Given passage>
^^^^

Traditionally, biscuit recipes call for cutting cold butter into flour, similar to the technique used to make pie dough. The idea is that the butter remains in cold pockets throughout the dough; in the heat of the oven, the water in the butter evaporates as steam, leaving pockets of air behind that translate to flakes. Many biscuit recipes take this technique a step further and call for grating cold butter into the dough, so that the pieces of butter are smaller and more evenly distributed. But while testing that method, Sarah landed on one she liked even more: Grating the butter into long sheets on the slicer side of a box grater.
“The idea behind the longer, thinner slices was inspired by the fraisage technique used to make pie dough, where butter is coated in flour and then smeared and flattened in the dough,” explains Sarah. “Whereas smaller shreds of grated butter distribute evenly throughout the biscuit, the larger pieces of sliced butter remain in distinct pieces — these steam in the oven, contributing to a more pronounced layered effect.”
Beyond butter, biscuits typically call for some form of liquid dairy to add richness and bring the dough together. And Sarah tried them all, including the most common, buttermilk. Her favorite, by a mile, was sour cream. “Compared to buttermilk, sour cream is more flavorful, contains more fat, and contains less ‘free water,’ which meant that I could then add ice water to the dough to achieve the proper hydration,” she explains.

^^^^

Given entries>
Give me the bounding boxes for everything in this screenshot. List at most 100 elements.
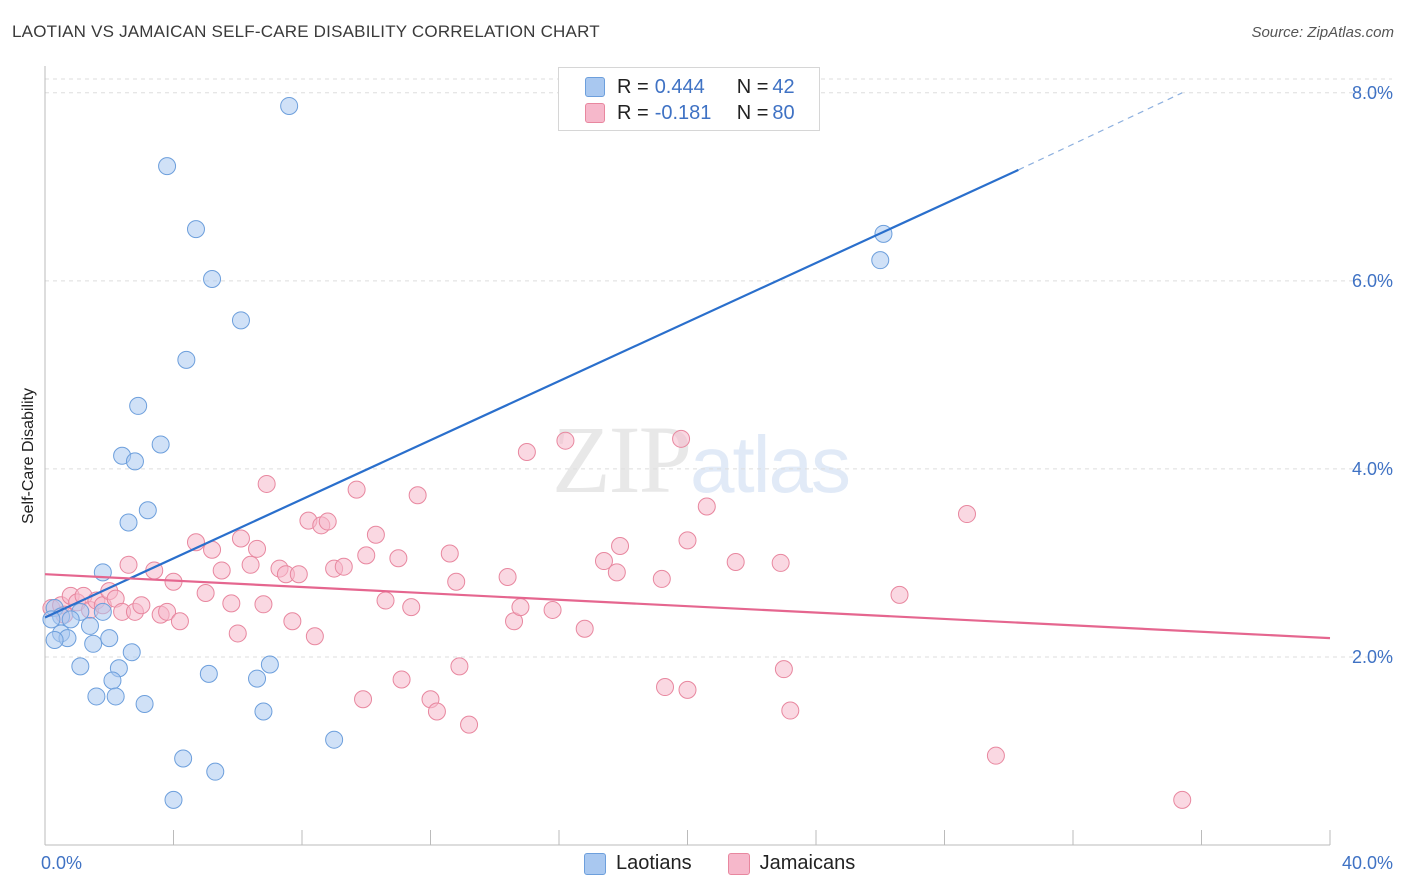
laotian-point bbox=[174, 749, 193, 768]
jamaican-point bbox=[511, 598, 530, 617]
jamaican-point bbox=[283, 612, 302, 631]
legend-swatch-jamaicans bbox=[727, 852, 750, 875]
laotian-point bbox=[248, 669, 267, 688]
jamaican-point bbox=[460, 715, 479, 734]
jamaican-point bbox=[334, 557, 353, 576]
x-tick-label: 0.0% bbox=[41, 853, 82, 873]
laotian-point bbox=[80, 616, 99, 635]
laotian-point bbox=[138, 501, 157, 520]
axes bbox=[44, 66, 1331, 846]
jamaican-point bbox=[254, 595, 273, 614]
jamaican-point bbox=[672, 429, 691, 448]
legend-row-laotians: R = 0.444 N = 42 bbox=[585, 74, 795, 100]
jamaican-point bbox=[212, 561, 231, 580]
laotian-trend-extension bbox=[1018, 92, 1183, 171]
jamaican-point bbox=[575, 619, 594, 638]
jamaican-point bbox=[389, 549, 408, 568]
legend-r-label: R = bbox=[617, 101, 649, 124]
jamaican-point bbox=[408, 486, 427, 505]
laotian-point bbox=[151, 435, 170, 454]
laotian-point bbox=[42, 610, 61, 629]
jamaican-point bbox=[231, 529, 250, 548]
jamaican-point bbox=[241, 555, 260, 574]
jamaican-point bbox=[119, 555, 138, 574]
laotian-point bbox=[87, 687, 106, 706]
laotian-point bbox=[84, 634, 103, 653]
tick-labels: 2.0% 4.0% 6.0% 8.0% 0.0% 40.0% bbox=[41, 83, 1393, 873]
jamaican-point bbox=[697, 497, 716, 516]
jamaican-point bbox=[543, 600, 562, 619]
laotian-point bbox=[199, 664, 218, 683]
jamaican-point bbox=[132, 596, 151, 615]
laotian-point bbox=[231, 311, 250, 330]
legend-n-label: N = bbox=[736, 101, 769, 124]
laotian-point bbox=[158, 157, 177, 176]
chart-title: LAOTIAN VS JAMAICAN SELF-CARE DISABILITY… bbox=[12, 22, 600, 41]
laotian-point bbox=[71, 657, 90, 676]
laotian-point bbox=[106, 687, 125, 706]
jamaican-point bbox=[1173, 790, 1192, 809]
jamaican-point bbox=[450, 657, 469, 676]
watermark: ZIPatlas bbox=[552, 404, 851, 515]
jamaican-point bbox=[170, 612, 189, 631]
legend-label-laotians: Laotians bbox=[616, 852, 692, 874]
laotian-point bbox=[135, 694, 154, 713]
legend-r-value: -0.181 bbox=[654, 101, 712, 124]
jamaican-point bbox=[607, 563, 626, 582]
x-tick-label: 40.0% bbox=[1342, 853, 1393, 873]
laotian-point bbox=[260, 655, 279, 674]
jamaican-point bbox=[305, 627, 324, 646]
legend-n-value: 42 bbox=[772, 75, 795, 98]
laotian-point bbox=[100, 629, 119, 648]
jamaican-point bbox=[957, 505, 976, 524]
laotian-point bbox=[61, 610, 80, 629]
jamaican-point bbox=[257, 474, 276, 493]
laotian-point bbox=[325, 730, 344, 749]
laotian-point bbox=[871, 251, 890, 270]
legend-swatch-laotians bbox=[584, 852, 606, 875]
laotian-point bbox=[93, 602, 112, 621]
jamaican-point bbox=[366, 525, 385, 544]
jamaican-point bbox=[594, 552, 613, 571]
jamaican-trend-line bbox=[44, 573, 1331, 640]
laotian-point bbox=[125, 452, 144, 471]
jamaican-point bbox=[228, 624, 247, 643]
data-points bbox=[42, 96, 1192, 809]
laotian-point bbox=[164, 790, 183, 809]
series-legend: Laotians Jamaicans bbox=[584, 852, 891, 875]
y-tick-label: 8.0% bbox=[1352, 83, 1393, 103]
jamaican-point bbox=[611, 537, 630, 556]
legend-label-jamaicans: Jamaicans bbox=[759, 852, 856, 874]
legend-item-laotians: Laotians bbox=[584, 852, 692, 875]
jamaican-point bbox=[347, 480, 366, 499]
legend-swatch-laotians bbox=[585, 77, 605, 97]
jamaican-point bbox=[771, 553, 790, 572]
y-tick-label: 2.0% bbox=[1352, 647, 1393, 667]
laotian-point bbox=[103, 671, 122, 690]
legend-r-value: 0.444 bbox=[654, 75, 705, 98]
laotian-point bbox=[177, 350, 196, 369]
watermark-zip: ZIP bbox=[552, 406, 692, 513]
legend-item-jamaicans: Jamaicans bbox=[727, 852, 856, 875]
source-label: Source: ZipAtlas.com bbox=[1251, 24, 1394, 41]
laotian-point bbox=[119, 513, 138, 532]
legend-n-label: N = bbox=[736, 75, 769, 98]
jamaican-point bbox=[402, 598, 421, 617]
jamaican-point bbox=[498, 568, 517, 587]
jamaican-point bbox=[222, 594, 241, 613]
trend-lines bbox=[44, 92, 1331, 640]
laotian-point bbox=[129, 396, 148, 415]
jamaican-point bbox=[678, 680, 697, 699]
jamaican-point bbox=[652, 569, 671, 588]
jamaican-point bbox=[986, 746, 1005, 765]
jamaican-point bbox=[656, 678, 675, 697]
jamaican-point bbox=[781, 701, 800, 720]
jamaican-point bbox=[678, 531, 697, 550]
jamaican-point bbox=[890, 585, 909, 604]
jamaican-point bbox=[196, 584, 215, 603]
laotian-point bbox=[122, 643, 141, 662]
laotian-trend-line bbox=[44, 168, 1019, 619]
jamaican-point bbox=[517, 442, 536, 461]
laotian-point bbox=[203, 269, 222, 288]
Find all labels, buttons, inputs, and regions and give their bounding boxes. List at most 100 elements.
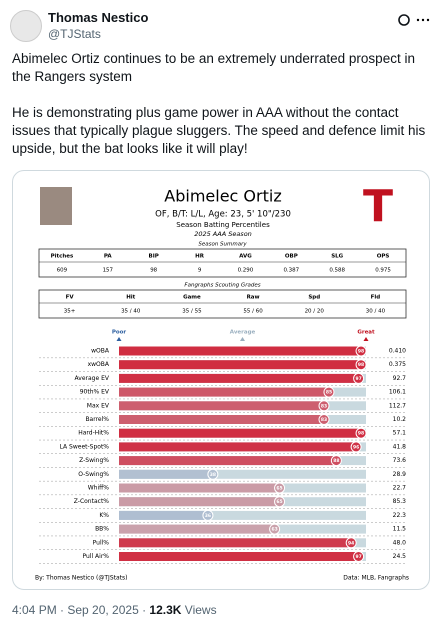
percentile-label: 97: [355, 554, 361, 560]
stat-value: 106.1: [389, 389, 406, 396]
table-header: PA: [104, 254, 113, 260]
stat-name: Average EV: [75, 375, 110, 382]
table-header: SLG: [331, 254, 343, 260]
table-cell: 9: [198, 268, 202, 274]
chart: T Abimelec Ortiz OF, B/T: L/L, Age: 23, 5…: [35, 181, 409, 582]
stat-name: Z-Swing%: [79, 457, 109, 464]
percentile-bar: [119, 401, 325, 411]
table-header: BIP: [149, 254, 159, 260]
scale-arrow: [240, 337, 245, 341]
team-logo: T: [363, 181, 393, 232]
credit: By: Thomas Nestico (@TJStats): [35, 575, 128, 582]
table-header: Spd: [308, 295, 320, 301]
percentile-label: 88: [333, 458, 339, 464]
table-header: OBP: [285, 254, 298, 260]
percentile-bar: [119, 552, 359, 561]
percentile-bar: [119, 415, 325, 424]
stat-value: 11.5: [393, 526, 407, 533]
author-handle[interactable]: @TJStats: [48, 27, 101, 41]
stat-name: Barrel%: [85, 416, 109, 423]
percentile-dot: [330, 455, 342, 467]
percentile-dot: [274, 482, 286, 494]
percentile-bar: [119, 483, 280, 493]
percentile-label: 97: [355, 376, 361, 382]
stat-value: 57.1: [393, 430, 407, 437]
bar-track: [119, 510, 366, 520]
table-cell: 35+: [64, 309, 76, 315]
percentile-dot: [350, 441, 362, 453]
percentile-bar: [119, 387, 329, 397]
percentile-bar: [119, 428, 362, 438]
stat-value: 22.3: [393, 512, 407, 519]
stat-name: xwOBA: [88, 361, 110, 368]
stat-name: Max EV: [87, 402, 110, 409]
percentile-label: 83: [321, 403, 327, 409]
author-name[interactable]: Thomas Nestico: [48, 10, 149, 25]
player-name: Abimelec Ortiz: [164, 187, 281, 206]
stat-name: O-Swing%: [78, 471, 109, 478]
percentile-label: 36: [205, 513, 211, 519]
stat-value: 41.8: [393, 443, 407, 450]
percentile-dot: [345, 537, 357, 549]
percentile-dot: [355, 359, 367, 371]
stat-value: 24.5: [393, 553, 407, 560]
percentile-dot: [318, 414, 330, 425]
stat-name: Z-Contact%: [74, 498, 110, 505]
table-cell: 35 / 55: [182, 309, 202, 315]
scale-arrow: [116, 337, 122, 341]
bar-track: [119, 469, 366, 479]
percentile-label: 85: [326, 390, 332, 396]
paragraph: He is demonstrating plus game power in A…: [12, 105, 426, 156]
percentile-bar: [119, 510, 208, 520]
stat-name: Hard-Hit%: [78, 430, 109, 437]
stat-name: wOBA: [91, 348, 110, 355]
chart-card[interactable]: T Abimelec Ortiz OF, B/T: L/L, Age: 23, 5…: [12, 170, 430, 590]
table-cell: 0.975: [375, 268, 391, 274]
avatar[interactable]: [10, 10, 42, 42]
stat-value: 10.2: [393, 416, 407, 423]
percentile-bar: [119, 373, 359, 383]
percentile-dot: [274, 496, 286, 508]
table-header: Fld: [371, 295, 381, 301]
tweet-meta: 4:04 PM · Sep 20, 2025 · 12.3K Views: [12, 603, 217, 617]
percentile-label: 38: [210, 472, 216, 478]
percentile-dot: [353, 551, 365, 562]
percentile-label: 98: [358, 349, 364, 355]
percentile-bar: [119, 346, 362, 356]
season: 2025 AAA Season: [194, 230, 252, 238]
tweet-text: Abimelec Ortiz continues to be an extrem…: [12, 50, 430, 176]
stat-name: K%: [99, 512, 109, 519]
header-icons[interactable]: [396, 12, 430, 28]
percentile-dot: [318, 400, 330, 412]
percentile-dot: [355, 427, 367, 439]
table-cell: 20 / 20: [305, 309, 325, 315]
percentile-dot: [323, 386, 335, 398]
percentile-dot: [355, 345, 367, 357]
subtitle: Season Batting Percentiles: [176, 221, 270, 229]
stat-name: Pull%: [93, 539, 110, 546]
percentile-label: 83: [321, 417, 327, 423]
percentile-label: 65: [276, 486, 282, 492]
table-cell: 0.387: [283, 268, 299, 274]
table-cell: 55 / 60: [243, 309, 263, 315]
stat-name: 90th% EV: [80, 389, 110, 396]
paragraph: Abimelec Ortiz continues to be an extrem…: [12, 51, 415, 84]
table-header: Hit: [126, 295, 135, 301]
scale-label: Great: [357, 330, 375, 336]
table-header: OPS: [377, 254, 390, 260]
stat-value: 0.375: [389, 361, 406, 368]
timestamp[interactable]: 4:04 PM · Sep 20, 2025 ·: [12, 603, 150, 617]
table-cell: 30 / 40: [366, 309, 386, 315]
table-title: Season Summary: [198, 242, 247, 248]
stat-value: 85.3: [393, 498, 407, 505]
table-header: Raw: [247, 295, 260, 301]
percentile-bar: [119, 360, 362, 370]
stat-value: 22.7: [393, 485, 407, 492]
percentile-bar: [119, 456, 337, 466]
table-header: FV: [66, 295, 75, 301]
percentile-dot: [269, 523, 281, 535]
table-cell: 0.290: [238, 268, 254, 274]
table-title: Fangraphs Scouting Grades: [184, 283, 260, 289]
percentile-dot: [202, 509, 214, 521]
percentile-bar: [119, 524, 275, 534]
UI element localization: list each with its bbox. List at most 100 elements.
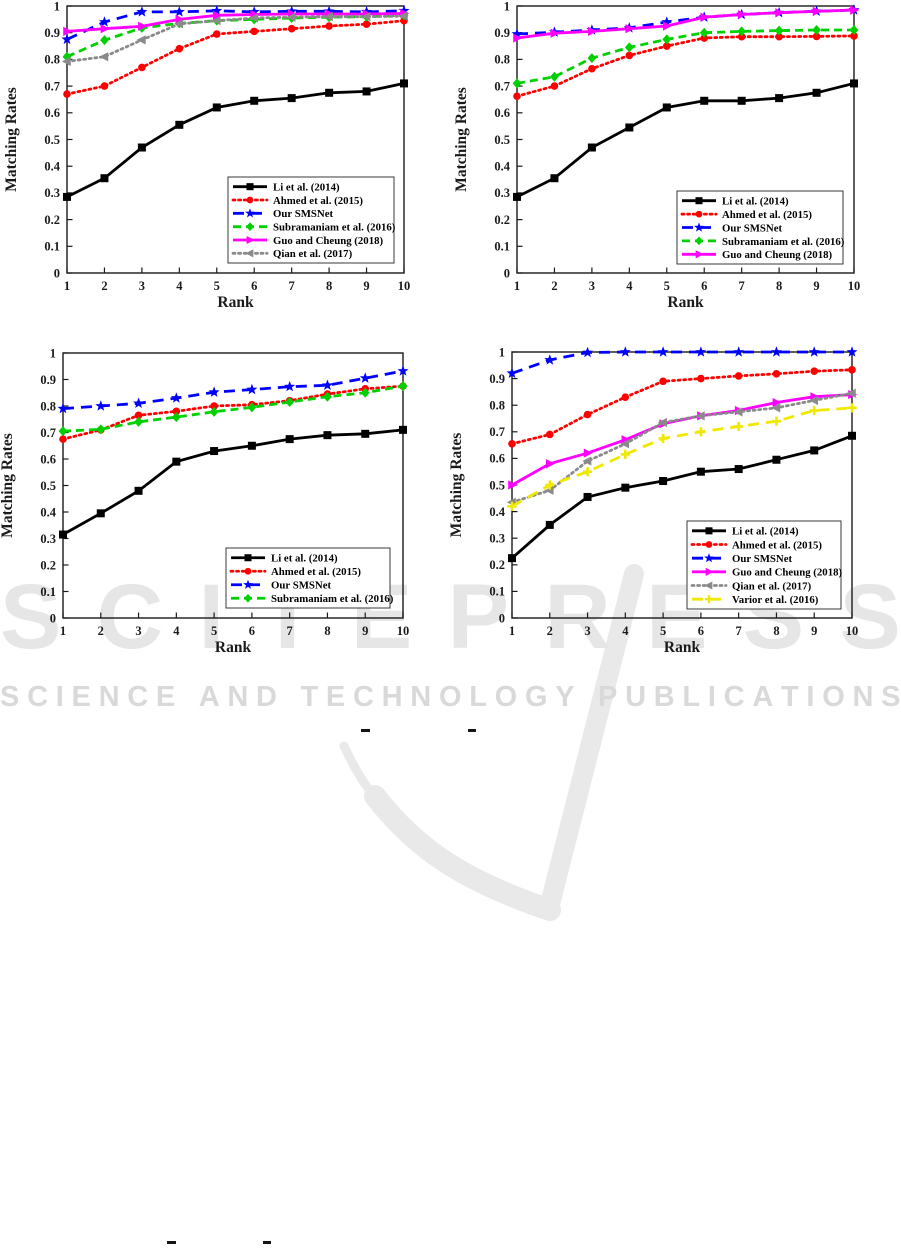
tri-left-marker: [809, 395, 819, 406]
series-qian-et-al-2017: [506, 388, 856, 507]
tri-left-marker: [704, 581, 713, 590]
legend-row-li-et-al-2014: Li et al. (2014): [231, 553, 338, 565]
star-marker: [243, 579, 253, 589]
series-line-our-smsnet: [511, 350, 852, 375]
x-tick-label: 1: [64, 279, 70, 293]
chart-bottom-left: 0 0.1 0.2 0.3 0.4 0.5 0.6 0.7 0.8 0.9 1 1 2 3 4 5 6 7 8 9 10…: [0, 346, 410, 656]
y-tick-label: 0.5: [489, 478, 505, 492]
circle-marker: [100, 82, 109, 90]
y-tick-label: 0.8: [40, 399, 56, 413]
legend-row-our-smsnet: Our SMSNet: [233, 208, 333, 220]
y-tick-label: 0.9: [44, 26, 60, 40]
series-line-li-et-al-2014: [516, 82, 855, 199]
legend-bottom-left: Li et al. (2014)Ahmed et al. (2015) Our S…: [225, 547, 394, 609]
circle-marker: [545, 430, 554, 439]
star-marker: [248, 6, 260, 17]
star-marker: [511, 28, 523, 39]
series-line-guo-and-cheung-2018: [516, 8, 855, 40]
watermark-letter: Y: [555, 681, 575, 713]
tri-left-marker: [695, 411, 705, 421]
star-marker: [506, 367, 518, 378]
square-marker: [247, 441, 256, 450]
series-varior-et-al-2016: [507, 403, 857, 511]
watermark-letter: R: [544, 566, 611, 668]
x-tick-label: 6: [701, 279, 707, 293]
circle-marker: [695, 210, 703, 218]
circle-marker: [508, 439, 516, 448]
diamond-marker: [737, 26, 747, 37]
square-marker: [137, 143, 146, 152]
star-marker: [397, 365, 409, 376]
legend-box: [227, 176, 395, 264]
legend-label: Guo and Cheung (2018): [732, 567, 842, 579]
legend-row-li-et-al-2014: Li et al. (2014): [682, 196, 789, 208]
diamond-marker: [624, 42, 634, 53]
watermark-letter: N: [227, 681, 249, 713]
legend-box: [686, 520, 842, 610]
y-tick-label: 0.4: [489, 505, 505, 519]
x-tick-label: 2: [98, 624, 104, 638]
y-tick-label: 1: [50, 346, 56, 360]
diamond-marker: [512, 78, 522, 89]
square-marker: [96, 509, 105, 518]
x-tick-label: 3: [139, 279, 145, 293]
circle-marker: [850, 32, 858, 40]
diamond-marker: [587, 53, 597, 64]
square-marker: [734, 465, 743, 474]
square-marker: [695, 197, 703, 205]
watermark-letter: D: [256, 681, 277, 713]
star-marker: [173, 6, 185, 17]
y-tick-label: 0.1: [494, 240, 510, 254]
x-tick-label: 10: [398, 279, 411, 293]
caption-fragment-dash: [468, 729, 476, 732]
tri-right-marker: [662, 21, 672, 31]
series-guo-and-cheung-2018: [508, 389, 858, 490]
x-tick-label: 10: [846, 624, 859, 638]
diamond-marker: [662, 34, 672, 45]
diamond-marker: [171, 412, 181, 423]
square-marker: [625, 123, 634, 132]
y-tick-label: 0.3: [494, 186, 510, 200]
legend-label: Subramaniam et al. (2016): [271, 593, 394, 605]
circle-marker: [513, 92, 521, 101]
circle-marker: [662, 42, 671, 50]
star-marker: [704, 553, 714, 563]
tri-right-marker: [212, 10, 222, 20]
watermark-letter: C: [27, 681, 49, 713]
y-tick-label: 1: [499, 345, 505, 359]
square-marker: [400, 79, 408, 88]
x-tick-label: 1: [514, 279, 520, 293]
y-tick-label: 0.2: [489, 558, 505, 572]
watermark-letter: E: [325, 681, 346, 713]
legend-row-our-smsnet: Our SMSNet: [692, 553, 792, 565]
star-marker: [246, 383, 258, 395]
x-tick-label: 2: [547, 624, 553, 638]
watermark-letter: G: [524, 681, 548, 713]
legend-row-li-et-al-2014: Li et al. (2014): [692, 526, 799, 538]
legend-row-ahmed-et-al-2015: Ahmed et al. (2015): [680, 209, 812, 221]
watermark-letter: O: [822, 681, 845, 713]
x-tick-label: 6: [698, 624, 704, 638]
square-marker: [399, 425, 407, 434]
legend-row-subramaniam-et-al-2016: Subramaniam et al. (2016): [682, 236, 845, 248]
star-marker: [398, 5, 410, 16]
x-tick-label: 10: [397, 624, 410, 638]
legend-row-guo-and-cheung-2018: Guo and Cheung (2018): [692, 567, 842, 579]
y-tick-label: 0.5: [44, 133, 60, 147]
legend-row-guo-and-cheung-2018: Guo and Cheung (2018): [233, 235, 383, 247]
figure-panel-top-right: 0 0.1 0.2 0.3 0.4 0.5 0.6 0.7 0.8 0.9 1 1 2 3 4 5 6 7 8 9 10…: [450, 0, 901, 312]
star-marker: [694, 222, 704, 232]
x-tick-label: 9: [363, 279, 369, 293]
diamond-marker: [360, 387, 370, 398]
watermark-letter: B: [653, 681, 675, 713]
star-marker: [133, 397, 145, 408]
y-tick-label: 0.6: [494, 106, 510, 120]
plus-marker: [734, 421, 744, 432]
legend-label: Our SMSNet: [271, 580, 331, 592]
tri-right-marker: [175, 14, 185, 24]
star-marker: [808, 346, 820, 357]
y-tick-label: 0.8: [489, 399, 505, 413]
tri-left-marker: [211, 16, 221, 26]
tri-left-marker: [582, 456, 592, 466]
watermark-letter: S: [0, 681, 20, 713]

^^^^

Actions to take>
1. In the biscuit passage, which side of a box grater did Sarah use to grate the butter into long sheets?
2. Copy the stretch of the biscuit passage starting at "Traditionally, biscuit recipes" and ending at "a box grater.".

Exercise solutions>
1. The slicer side.

2.
Traditionally, biscuit recipes call for cutting cold butter into flour, similar to the technique used to make pie dough. The idea is that the butter remains in cold pockets throughout the dough; in the heat of the oven, the water in the butter evaporates as steam, leaving pockets of air behind that translate to flakes. Many biscuit recipes take this technique a step further and call for grating cold butter into the dough, so that the pieces of butter are smaller and more evenly distributed. But while testing that method, Sarah landed on one she liked even more: Grating the butter into long sheets on the slicer side of a box grater.